__SET TASK__.
Extract each line containing the string "ylabel".
==== THE RECORDS ====
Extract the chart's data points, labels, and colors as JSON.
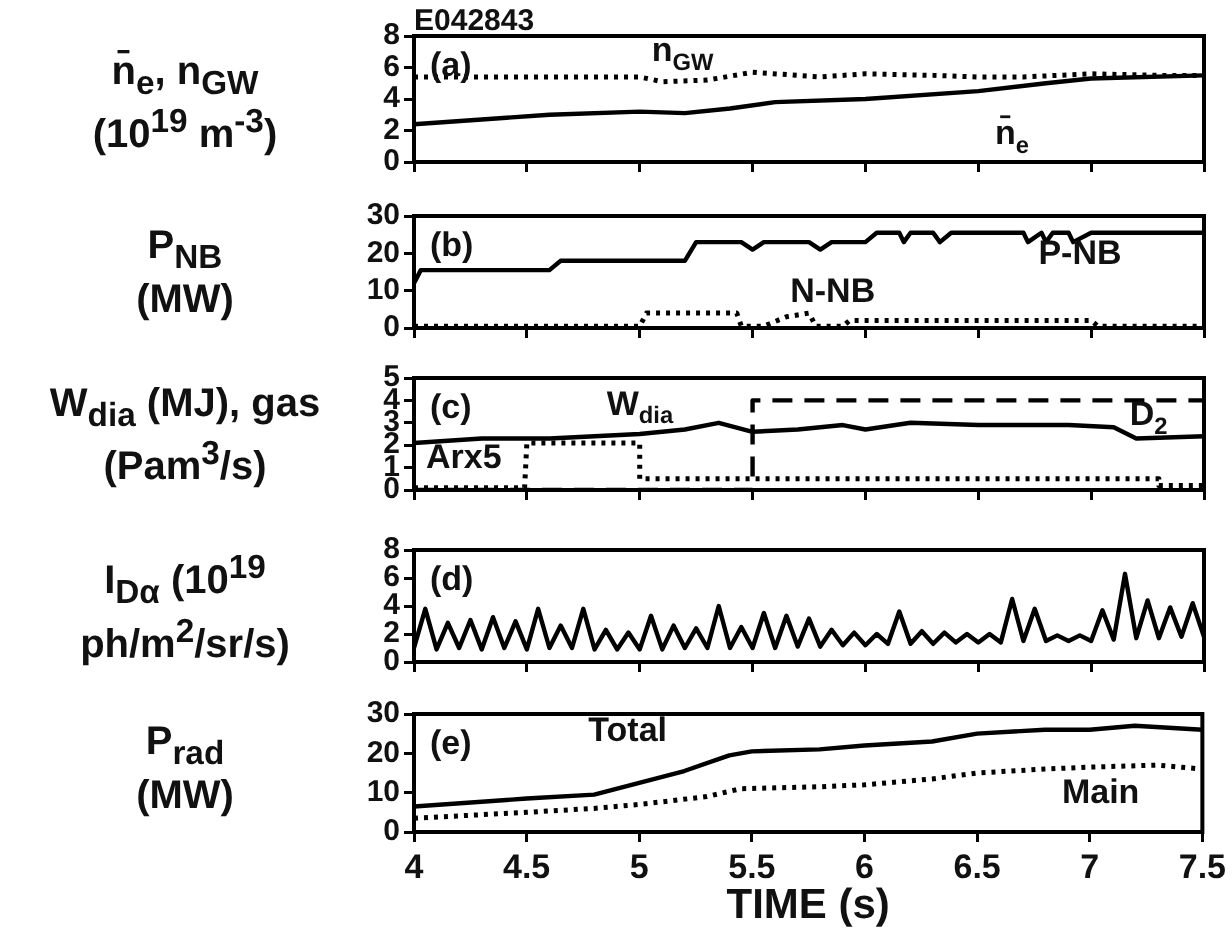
{
  "chart_data": [
    {
      "type": "line",
      "title": "E042843",
      "ylabel": "n̄$_{e}$, n$_{GW}$\n(10$^{19}$ m$^{-3}$)",
      "annotations": [
        "(a)",
        "n$_{GW}$",
        "n̄$_{e}$"
      ],
      "xlim": [
        4,
        7.5
      ],
      "xticks": [
        4,
        4.5,
        5,
        5.5,
        6,
        6.5,
        7,
        7.5
      ],
      "ylim": [
        0,
        8
      ],
      "yticks": [
        0,
        2,
        4,
        6,
        8
      ],
      "tick_labels": "y",
      "series": [
        {
          "color": "#000000",
          "line_style": "dotted",
          "x": [
            4,
            4.5,
            5,
            5.1,
            5.3,
            5.5,
            5.8,
            6,
            6.3,
            6.5,
            6.7,
            7,
            7.3,
            7.5
          ],
          "values": [
            5.4,
            5.4,
            5.4,
            5.1,
            5.2,
            5.7,
            5.4,
            5.6,
            5.5,
            5.4,
            5.4,
            5.6,
            5.5,
            5.5
          ]
        },
        {
          "color": "#000000",
          "line_style": "solid",
          "x": [
            4,
            4.3,
            4.6,
            5,
            5.2,
            5.4,
            5.6,
            6,
            6.5,
            6.8,
            7,
            7.5
          ],
          "values": [
            2.4,
            2.7,
            3,
            3.2,
            3.1,
            3.4,
            3.8,
            4,
            4.5,
            5,
            5.3,
            5.5
          ]
        }
      ]
    },
    {
      "type": "line",
      "ylabel": "P$_{NB}$\n(MW)",
      "annotations": [
        "(b)",
        "N-NB",
        "P-NB"
      ],
      "xlim": [
        4,
        7.5
      ],
      "xticks": [
        4,
        4.5,
        5,
        5.5,
        6,
        6.5,
        7,
        7.5
      ],
      "ylim": [
        0,
        30
      ],
      "yticks": [
        0,
        10,
        20,
        30
      ],
      "tick_labels": "y",
      "series": [
        {
          "color": "#000000",
          "line_style": "solid",
          "x": [
            4,
            4.03,
            4.6,
            4.65,
            5.2,
            5.25,
            5.45,
            5.5,
            5.55,
            5.75,
            5.8,
            5.85,
            6,
            6.05,
            6.15,
            6.17,
            6.2,
            6.3,
            6.33,
            6.38,
            6.7,
            6.72,
            6.78,
            6.8,
            6.83,
            6.9,
            6.92,
            7,
            7.5
          ],
          "values": [
            12,
            15.5,
            15.5,
            18,
            18,
            23,
            23,
            21,
            23,
            23,
            21,
            23,
            23,
            25.5,
            25.5,
            23,
            25.5,
            25.5,
            23,
            25.5,
            25.5,
            23,
            25.5,
            23,
            25.5,
            25.5,
            23,
            25.5,
            25.5
          ]
        },
        {
          "color": "#000000",
          "line_style": "dotted",
          "x": [
            4,
            5,
            5.03,
            5.43,
            5.45,
            5.55,
            5.65,
            5.75,
            5.78,
            5.9,
            5.93,
            7,
            7.03,
            7.5
          ],
          "values": [
            0.5,
            0.5,
            4,
            4,
            0.5,
            0.5,
            3,
            4,
            0.5,
            0.5,
            2,
            2,
            0.5,
            0.5
          ]
        }
      ]
    },
    {
      "type": "line",
      "ylabel": "W$_{dia}$ (MJ), gas\n(Pam$^{3}$/s)",
      "annotations": [
        "(c)",
        "W$_{dia}$",
        "D$_{2}$",
        "Arx5"
      ],
      "xlim": [
        4,
        7.5
      ],
      "xticks": [
        4,
        4.5,
        5,
        5.5,
        6,
        6.5,
        7,
        7.5
      ],
      "ylim": [
        0,
        5
      ],
      "yticks": [
        0,
        1,
        2,
        3,
        4,
        5
      ],
      "tick_labels": "y",
      "series": [
        {
          "color": "#000000",
          "line_style": "solid",
          "x": [
            4,
            4.3,
            4.6,
            5,
            5.2,
            5.35,
            5.5,
            5.7,
            5.9,
            6,
            6.2,
            6.5,
            6.9,
            7.1,
            7.2,
            7.5
          ],
          "values": [
            2.1,
            2.3,
            2.3,
            2.5,
            2.7,
            3,
            2.6,
            2.7,
            2.9,
            2.7,
            3,
            2.9,
            2.9,
            2.8,
            2.3,
            2.4
          ]
        },
        {
          "color": "#000000",
          "line_style": "dashed",
          "x": [
            4,
            5.5,
            5.5,
            7.5
          ],
          "values": [
            0,
            0,
            4,
            4
          ]
        },
        {
          "color": "#000000",
          "line_style": "dotted",
          "x": [
            4,
            4.49,
            4.5,
            5,
            5,
            7.3,
            7.3,
            7.5
          ],
          "values": [
            0.1,
            0.1,
            2.1,
            2.1,
            0.5,
            0.5,
            0.2,
            0.2
          ]
        }
      ]
    },
    {
      "type": "line",
      "ylabel": "I$_{Dα}$ (10$^{19}$\nph/m$^{2}$/sr/s)",
      "annotations": [
        "(d)"
      ],
      "xlim": [
        4,
        7.5
      ],
      "xticks": [
        4,
        4.5,
        5,
        5.5,
        6,
        6.5,
        7,
        7.5
      ],
      "ylim": [
        0,
        8
      ],
      "yticks": [
        0,
        2,
        4,
        6,
        8
      ],
      "tick_labels": "y",
      "series": [
        {
          "color": "#000000",
          "line_style": "solid",
          "x": [
            4,
            4.05,
            4.1,
            4.15,
            4.2,
            4.25,
            4.3,
            4.35,
            4.4,
            4.45,
            4.5,
            4.55,
            4.6,
            4.65,
            4.7,
            4.75,
            4.8,
            4.85,
            4.9,
            4.95,
            5,
            5.05,
            5.1,
            5.15,
            5.2,
            5.25,
            5.3,
            5.35,
            5.4,
            5.45,
            5.5,
            5.55,
            5.6,
            5.65,
            5.7,
            5.75,
            5.8,
            5.85,
            5.9,
            5.95,
            6,
            6.05,
            6.1,
            6.15,
            6.2,
            6.25,
            6.3,
            6.35,
            6.4,
            6.45,
            6.5,
            6.55,
            6.6,
            6.65,
            6.7,
            6.75,
            6.8,
            6.85,
            6.9,
            6.95,
            7,
            7.05,
            7.1,
            7.15,
            7.2,
            7.25,
            7.3,
            7.35,
            7.4,
            7.45,
            7.5
          ],
          "values": [
            1,
            3.8,
            0.9,
            2.8,
            1,
            3,
            0.9,
            3.2,
            1,
            2.9,
            0.9,
            3.8,
            1,
            2.6,
            1,
            3.8,
            0.9,
            2.3,
            0.9,
            2.1,
            0.9,
            3.3,
            0.9,
            2.6,
            1,
            2.4,
            1,
            4,
            1,
            2.5,
            1,
            3.5,
            1,
            3.3,
            1.1,
            3.1,
            1.1,
            2.3,
            1.2,
            2.1,
            1.2,
            2,
            1.3,
            3.6,
            1.3,
            2.2,
            1.3,
            2.1,
            1.4,
            2,
            1.4,
            2,
            1.4,
            4.5,
            1.5,
            3.8,
            1.5,
            1.9,
            1.5,
            1.9,
            1.5,
            3.7,
            1.6,
            6.3,
            1.7,
            4.4,
            1.7,
            3.9,
            1.8,
            4.2,
            1.8
          ]
        }
      ]
    },
    {
      "type": "line",
      "ylabel": "P$_{rad}$\n(MW)",
      "xlabel": "TIME (s)",
      "annotations": [
        "(e)",
        "Total",
        "Main"
      ],
      "xlim": [
        4,
        7.5
      ],
      "xticks": [
        4,
        4.5,
        5,
        5.5,
        6,
        6.5,
        7,
        7.5
      ],
      "ylim": [
        0,
        30
      ],
      "yticks": [
        0,
        10,
        20,
        30
      ],
      "series": [
        {
          "color": "#000000",
          "line_style": "solid",
          "x": [
            4,
            4.5,
            4.8,
            5,
            5.2,
            5.4,
            5.5,
            5.8,
            6,
            6.3,
            6.5,
            6.8,
            7,
            7.2,
            7.5
          ],
          "values": [
            6.5,
            8.5,
            9.5,
            12.5,
            15.5,
            19.5,
            20.5,
            21,
            22,
            23,
            25,
            26,
            26,
            27,
            26
          ]
        },
        {
          "color": "#000000",
          "line_style": "dotted",
          "x": [
            4,
            4.5,
            4.8,
            5,
            5.3,
            5.45,
            5.8,
            6,
            6.3,
            6.5,
            6.8,
            7,
            7.3,
            7.5
          ],
          "values": [
            3.5,
            5,
            6,
            7,
            9,
            11,
            11.5,
            12,
            13.5,
            15,
            16,
            16.5,
            17,
            16
          ]
        }
      ]
    }
  ]
}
====
__TASK SOLUTION__.
      "ylabel": "n̄$_{e}$, n$_{GW}$\n(10$^{19}$ m$^{-3}$)",
      "ylabel": "P$_{NB}$\n(MW)",
      "ylabel": "W$_{dia}$ (MJ), gas\n(Pam$^{3}$/s)",
      "ylabel": "I$_{Dα}$ (10$^{19}$\nph/m$^{2}$/sr/s)",
      "ylabel": "P$_{rad}$\n(MW)",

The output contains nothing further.